__Task description__
Copy each line below in which the word "content" occurs.

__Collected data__
>> start

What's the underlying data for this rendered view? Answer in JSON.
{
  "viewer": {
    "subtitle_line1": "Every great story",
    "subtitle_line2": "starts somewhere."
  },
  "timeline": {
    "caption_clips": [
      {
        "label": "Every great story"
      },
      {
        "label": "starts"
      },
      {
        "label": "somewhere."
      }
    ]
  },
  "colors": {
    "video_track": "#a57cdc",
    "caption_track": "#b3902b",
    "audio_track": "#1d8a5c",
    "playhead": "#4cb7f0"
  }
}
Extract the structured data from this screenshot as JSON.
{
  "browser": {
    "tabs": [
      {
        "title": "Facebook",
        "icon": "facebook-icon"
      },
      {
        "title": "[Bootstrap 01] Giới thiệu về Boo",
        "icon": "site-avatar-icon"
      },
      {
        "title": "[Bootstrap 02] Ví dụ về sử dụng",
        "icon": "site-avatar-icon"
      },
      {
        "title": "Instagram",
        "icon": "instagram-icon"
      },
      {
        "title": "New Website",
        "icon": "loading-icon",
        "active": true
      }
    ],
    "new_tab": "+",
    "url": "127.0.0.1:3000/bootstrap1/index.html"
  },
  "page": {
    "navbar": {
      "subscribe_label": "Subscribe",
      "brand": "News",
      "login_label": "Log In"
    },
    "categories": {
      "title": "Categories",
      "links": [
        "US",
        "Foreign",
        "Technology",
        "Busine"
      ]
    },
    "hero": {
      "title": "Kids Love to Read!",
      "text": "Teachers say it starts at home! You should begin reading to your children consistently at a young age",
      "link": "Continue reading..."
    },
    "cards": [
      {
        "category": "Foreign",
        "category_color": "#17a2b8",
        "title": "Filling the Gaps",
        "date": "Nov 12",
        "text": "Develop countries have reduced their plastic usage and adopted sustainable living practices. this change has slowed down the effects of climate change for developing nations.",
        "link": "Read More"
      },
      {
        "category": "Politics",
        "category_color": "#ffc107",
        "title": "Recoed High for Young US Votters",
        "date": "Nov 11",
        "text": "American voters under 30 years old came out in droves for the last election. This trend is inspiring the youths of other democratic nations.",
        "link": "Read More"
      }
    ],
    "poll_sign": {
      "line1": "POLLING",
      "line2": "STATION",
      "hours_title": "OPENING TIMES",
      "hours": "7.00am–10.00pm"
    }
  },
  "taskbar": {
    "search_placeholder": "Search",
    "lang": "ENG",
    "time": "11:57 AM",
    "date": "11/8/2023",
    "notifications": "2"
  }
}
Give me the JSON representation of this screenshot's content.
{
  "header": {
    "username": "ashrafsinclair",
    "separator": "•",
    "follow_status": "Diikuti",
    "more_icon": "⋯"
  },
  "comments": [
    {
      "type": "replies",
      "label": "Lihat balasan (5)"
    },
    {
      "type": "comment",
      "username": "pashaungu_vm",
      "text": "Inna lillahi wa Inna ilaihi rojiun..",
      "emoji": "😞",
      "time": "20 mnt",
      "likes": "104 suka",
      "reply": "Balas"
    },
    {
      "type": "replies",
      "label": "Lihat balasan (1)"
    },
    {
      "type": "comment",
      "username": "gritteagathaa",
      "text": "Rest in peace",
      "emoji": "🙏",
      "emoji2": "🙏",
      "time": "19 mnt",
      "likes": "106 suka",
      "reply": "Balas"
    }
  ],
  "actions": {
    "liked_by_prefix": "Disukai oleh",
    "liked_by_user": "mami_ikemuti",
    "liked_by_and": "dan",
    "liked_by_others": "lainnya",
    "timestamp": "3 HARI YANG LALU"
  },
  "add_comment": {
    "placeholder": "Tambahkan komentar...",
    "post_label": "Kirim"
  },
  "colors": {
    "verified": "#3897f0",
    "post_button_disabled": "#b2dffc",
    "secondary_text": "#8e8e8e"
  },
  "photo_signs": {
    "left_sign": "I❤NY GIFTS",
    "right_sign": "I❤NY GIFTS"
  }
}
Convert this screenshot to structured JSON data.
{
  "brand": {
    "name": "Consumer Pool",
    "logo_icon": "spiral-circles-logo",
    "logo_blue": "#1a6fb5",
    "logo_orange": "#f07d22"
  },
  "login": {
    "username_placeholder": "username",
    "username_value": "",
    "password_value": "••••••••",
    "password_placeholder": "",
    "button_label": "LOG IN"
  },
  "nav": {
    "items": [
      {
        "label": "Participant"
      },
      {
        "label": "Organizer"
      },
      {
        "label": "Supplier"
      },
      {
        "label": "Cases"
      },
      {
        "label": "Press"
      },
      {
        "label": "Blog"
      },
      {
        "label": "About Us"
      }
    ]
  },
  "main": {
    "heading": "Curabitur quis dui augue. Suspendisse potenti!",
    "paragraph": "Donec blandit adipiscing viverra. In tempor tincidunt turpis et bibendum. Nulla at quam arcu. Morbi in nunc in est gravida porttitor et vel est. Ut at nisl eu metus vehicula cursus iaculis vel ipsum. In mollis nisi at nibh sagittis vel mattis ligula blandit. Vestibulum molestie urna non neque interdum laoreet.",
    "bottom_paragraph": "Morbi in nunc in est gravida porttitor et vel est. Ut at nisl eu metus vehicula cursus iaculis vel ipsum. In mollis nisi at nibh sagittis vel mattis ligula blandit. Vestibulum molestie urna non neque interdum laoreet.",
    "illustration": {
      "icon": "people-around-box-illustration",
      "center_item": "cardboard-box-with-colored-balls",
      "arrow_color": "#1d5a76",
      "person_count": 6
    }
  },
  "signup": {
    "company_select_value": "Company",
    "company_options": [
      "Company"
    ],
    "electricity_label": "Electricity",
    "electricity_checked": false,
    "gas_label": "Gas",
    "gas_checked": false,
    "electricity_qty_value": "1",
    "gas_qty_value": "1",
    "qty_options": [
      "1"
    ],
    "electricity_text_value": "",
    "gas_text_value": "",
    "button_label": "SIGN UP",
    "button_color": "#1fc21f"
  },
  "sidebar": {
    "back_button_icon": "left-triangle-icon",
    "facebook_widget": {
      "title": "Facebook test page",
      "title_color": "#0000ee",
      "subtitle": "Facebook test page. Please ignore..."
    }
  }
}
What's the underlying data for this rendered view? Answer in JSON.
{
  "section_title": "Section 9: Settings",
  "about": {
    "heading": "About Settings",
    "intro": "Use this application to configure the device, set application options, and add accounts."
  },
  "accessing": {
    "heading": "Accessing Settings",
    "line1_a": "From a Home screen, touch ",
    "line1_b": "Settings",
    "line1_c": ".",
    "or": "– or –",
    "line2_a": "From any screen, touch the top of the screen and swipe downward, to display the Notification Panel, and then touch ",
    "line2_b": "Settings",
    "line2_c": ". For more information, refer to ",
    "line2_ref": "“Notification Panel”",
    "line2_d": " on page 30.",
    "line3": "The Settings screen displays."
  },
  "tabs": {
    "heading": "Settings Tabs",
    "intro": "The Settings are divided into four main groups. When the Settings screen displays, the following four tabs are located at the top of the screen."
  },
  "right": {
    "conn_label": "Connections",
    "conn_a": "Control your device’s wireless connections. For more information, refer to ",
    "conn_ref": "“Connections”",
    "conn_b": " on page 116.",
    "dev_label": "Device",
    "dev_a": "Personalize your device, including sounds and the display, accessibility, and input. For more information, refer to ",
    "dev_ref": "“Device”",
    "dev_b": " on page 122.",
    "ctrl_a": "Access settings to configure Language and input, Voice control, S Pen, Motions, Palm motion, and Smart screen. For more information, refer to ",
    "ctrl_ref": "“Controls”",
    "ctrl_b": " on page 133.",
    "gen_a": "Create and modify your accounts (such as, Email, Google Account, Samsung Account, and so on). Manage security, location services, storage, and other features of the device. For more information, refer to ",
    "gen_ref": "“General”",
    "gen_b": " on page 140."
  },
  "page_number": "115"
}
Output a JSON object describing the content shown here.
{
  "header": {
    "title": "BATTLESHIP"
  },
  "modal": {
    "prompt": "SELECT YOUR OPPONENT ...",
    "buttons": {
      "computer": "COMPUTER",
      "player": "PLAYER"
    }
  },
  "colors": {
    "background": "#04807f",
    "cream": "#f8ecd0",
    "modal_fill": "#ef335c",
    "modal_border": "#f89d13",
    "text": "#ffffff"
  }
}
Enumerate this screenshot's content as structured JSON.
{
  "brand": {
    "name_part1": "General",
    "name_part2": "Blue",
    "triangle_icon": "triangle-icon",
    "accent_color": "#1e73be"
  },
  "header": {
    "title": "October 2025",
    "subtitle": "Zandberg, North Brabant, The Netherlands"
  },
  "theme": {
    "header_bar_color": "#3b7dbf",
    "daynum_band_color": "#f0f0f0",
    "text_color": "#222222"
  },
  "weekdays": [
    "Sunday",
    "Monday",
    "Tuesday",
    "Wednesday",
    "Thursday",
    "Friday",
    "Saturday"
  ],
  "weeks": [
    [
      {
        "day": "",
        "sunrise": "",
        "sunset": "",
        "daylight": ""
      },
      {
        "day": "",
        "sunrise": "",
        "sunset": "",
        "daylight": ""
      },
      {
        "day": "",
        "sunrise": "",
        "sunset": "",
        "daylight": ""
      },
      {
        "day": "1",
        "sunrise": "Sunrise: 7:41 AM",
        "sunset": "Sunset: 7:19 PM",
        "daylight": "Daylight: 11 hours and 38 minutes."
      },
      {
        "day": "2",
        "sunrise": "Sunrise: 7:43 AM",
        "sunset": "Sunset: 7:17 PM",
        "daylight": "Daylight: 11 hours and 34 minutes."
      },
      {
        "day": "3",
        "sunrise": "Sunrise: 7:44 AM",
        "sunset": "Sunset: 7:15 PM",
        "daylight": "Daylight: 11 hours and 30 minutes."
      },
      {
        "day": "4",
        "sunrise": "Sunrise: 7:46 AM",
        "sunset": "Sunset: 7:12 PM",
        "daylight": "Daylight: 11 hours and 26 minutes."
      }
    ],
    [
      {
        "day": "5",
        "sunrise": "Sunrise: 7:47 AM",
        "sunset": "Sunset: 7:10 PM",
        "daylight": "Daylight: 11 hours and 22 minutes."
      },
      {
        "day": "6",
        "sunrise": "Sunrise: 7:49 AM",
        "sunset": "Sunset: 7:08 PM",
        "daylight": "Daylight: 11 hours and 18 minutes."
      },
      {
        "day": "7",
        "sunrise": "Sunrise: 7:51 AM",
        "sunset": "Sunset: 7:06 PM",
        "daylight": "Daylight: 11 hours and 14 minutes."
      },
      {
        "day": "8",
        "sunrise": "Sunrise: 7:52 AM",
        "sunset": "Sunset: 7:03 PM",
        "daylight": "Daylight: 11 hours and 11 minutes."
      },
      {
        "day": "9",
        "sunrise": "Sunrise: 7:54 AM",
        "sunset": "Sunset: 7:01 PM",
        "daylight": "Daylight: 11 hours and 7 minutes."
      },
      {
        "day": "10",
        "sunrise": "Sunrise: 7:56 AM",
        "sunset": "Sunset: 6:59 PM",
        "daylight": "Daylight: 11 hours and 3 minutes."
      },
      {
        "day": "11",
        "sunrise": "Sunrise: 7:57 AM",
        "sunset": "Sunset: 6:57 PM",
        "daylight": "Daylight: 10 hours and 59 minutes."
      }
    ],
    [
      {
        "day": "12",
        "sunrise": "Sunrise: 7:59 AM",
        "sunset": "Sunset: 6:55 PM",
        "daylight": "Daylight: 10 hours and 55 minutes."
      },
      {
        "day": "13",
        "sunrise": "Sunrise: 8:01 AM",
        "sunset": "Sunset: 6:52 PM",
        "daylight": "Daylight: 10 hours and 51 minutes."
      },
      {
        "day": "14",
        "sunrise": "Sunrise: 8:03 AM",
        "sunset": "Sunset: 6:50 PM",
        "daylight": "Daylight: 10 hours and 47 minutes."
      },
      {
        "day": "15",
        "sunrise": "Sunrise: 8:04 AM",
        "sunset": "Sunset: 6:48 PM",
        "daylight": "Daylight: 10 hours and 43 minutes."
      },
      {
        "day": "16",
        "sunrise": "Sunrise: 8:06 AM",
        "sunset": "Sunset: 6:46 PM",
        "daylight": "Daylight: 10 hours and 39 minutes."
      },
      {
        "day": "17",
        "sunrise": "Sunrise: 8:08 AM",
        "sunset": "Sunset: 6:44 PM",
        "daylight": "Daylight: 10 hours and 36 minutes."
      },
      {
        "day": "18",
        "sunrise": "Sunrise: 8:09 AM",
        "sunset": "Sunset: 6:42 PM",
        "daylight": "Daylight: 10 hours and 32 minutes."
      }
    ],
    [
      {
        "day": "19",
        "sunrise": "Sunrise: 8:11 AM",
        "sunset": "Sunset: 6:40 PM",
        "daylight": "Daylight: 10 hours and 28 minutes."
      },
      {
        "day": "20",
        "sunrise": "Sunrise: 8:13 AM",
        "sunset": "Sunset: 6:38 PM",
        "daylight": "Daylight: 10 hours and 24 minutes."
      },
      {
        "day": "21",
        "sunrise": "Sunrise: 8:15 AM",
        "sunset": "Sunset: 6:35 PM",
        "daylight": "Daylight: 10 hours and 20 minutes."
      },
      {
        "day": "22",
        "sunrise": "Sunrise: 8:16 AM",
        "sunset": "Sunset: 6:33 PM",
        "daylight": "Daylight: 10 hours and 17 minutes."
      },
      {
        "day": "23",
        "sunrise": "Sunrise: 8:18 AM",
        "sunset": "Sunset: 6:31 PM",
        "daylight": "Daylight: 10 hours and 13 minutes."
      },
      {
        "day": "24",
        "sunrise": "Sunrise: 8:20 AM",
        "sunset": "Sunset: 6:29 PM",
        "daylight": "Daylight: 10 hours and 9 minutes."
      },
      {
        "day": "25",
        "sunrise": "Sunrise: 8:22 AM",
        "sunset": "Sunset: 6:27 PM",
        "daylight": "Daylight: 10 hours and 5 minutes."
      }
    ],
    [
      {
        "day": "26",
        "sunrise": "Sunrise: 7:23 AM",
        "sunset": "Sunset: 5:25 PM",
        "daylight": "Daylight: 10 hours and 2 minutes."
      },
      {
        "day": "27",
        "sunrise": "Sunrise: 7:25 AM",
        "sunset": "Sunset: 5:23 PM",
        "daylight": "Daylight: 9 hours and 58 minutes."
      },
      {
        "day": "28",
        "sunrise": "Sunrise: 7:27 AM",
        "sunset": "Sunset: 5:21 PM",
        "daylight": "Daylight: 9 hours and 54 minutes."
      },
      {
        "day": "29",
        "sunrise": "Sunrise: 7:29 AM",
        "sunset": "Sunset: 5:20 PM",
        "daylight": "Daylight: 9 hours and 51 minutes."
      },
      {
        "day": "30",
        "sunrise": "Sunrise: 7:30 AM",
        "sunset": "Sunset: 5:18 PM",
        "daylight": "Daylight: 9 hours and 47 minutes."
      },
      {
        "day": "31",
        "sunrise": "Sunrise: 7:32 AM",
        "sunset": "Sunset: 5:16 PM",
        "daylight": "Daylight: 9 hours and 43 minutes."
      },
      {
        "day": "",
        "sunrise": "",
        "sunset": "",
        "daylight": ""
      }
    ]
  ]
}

>> end

__Completed exercise__
Give me the JSON representation of this screenshot's content.
Output a JSON object describing the content shown here.
Enumerate this screenshot's content as structured JSON.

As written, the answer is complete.